• **Requirement**
Output all the data exactly. Pictures do not belong in the copy.

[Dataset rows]

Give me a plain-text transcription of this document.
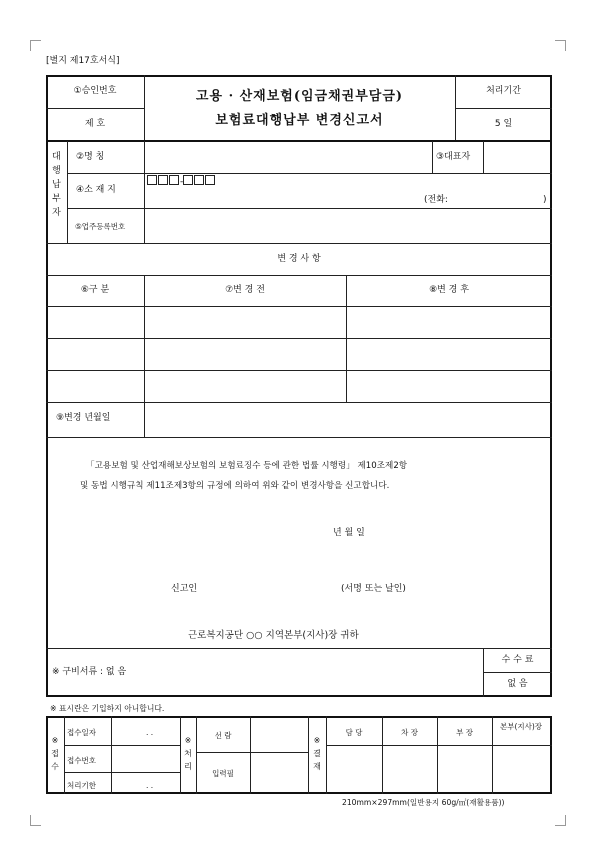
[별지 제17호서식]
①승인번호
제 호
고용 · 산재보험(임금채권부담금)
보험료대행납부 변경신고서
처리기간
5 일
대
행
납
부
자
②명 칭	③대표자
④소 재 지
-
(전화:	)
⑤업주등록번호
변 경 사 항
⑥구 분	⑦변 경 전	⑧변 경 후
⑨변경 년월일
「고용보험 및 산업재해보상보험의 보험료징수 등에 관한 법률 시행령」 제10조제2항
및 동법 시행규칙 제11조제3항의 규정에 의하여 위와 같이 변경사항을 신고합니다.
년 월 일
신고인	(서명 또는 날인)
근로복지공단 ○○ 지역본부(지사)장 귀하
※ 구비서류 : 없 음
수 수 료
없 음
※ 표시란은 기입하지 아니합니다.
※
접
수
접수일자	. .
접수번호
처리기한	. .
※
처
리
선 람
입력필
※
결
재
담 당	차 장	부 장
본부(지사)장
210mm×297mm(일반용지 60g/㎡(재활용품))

• **Finished answer**
Give me a plain-text transcription of this document.
[별지 제17호서식]
①승인번호
제 호
고용 · 산재보험(임금채권부담금)
보험료대행납부 변경신고서
처리기간
5 일
대
행
납
부
자
②명 칭	③대표자
④소 재 지
-
(전화:	)
⑤업주등록번호
변 경 사 항
⑥구 분	⑦변 경 전	⑧변 경 후
⑨변경 년월일
「고용보험 및 산업재해보상보험의 보험료징수 등에 관한 법률 시행령」 제10조제2항
및 동법 시행규칙 제11조제3항의 규정에 의하여 위와 같이 변경사항을 신고합니다.
년 월 일
신고인	(서명 또는 날인)
근로복지공단 ○○ 지역본부(지사)장 귀하
※ 구비서류 : 없 음
수 수 료
없 음
※ 표시란은 기입하지 아니합니다.
※
접
수
접수일자	. .
접수번호
처리기한	. .
※
처
리
선 람
입력필
※
결
재
담 당	차 장	부 장
본부(지사)장
210mm×297mm(일반용지 60g/㎡(재활용품))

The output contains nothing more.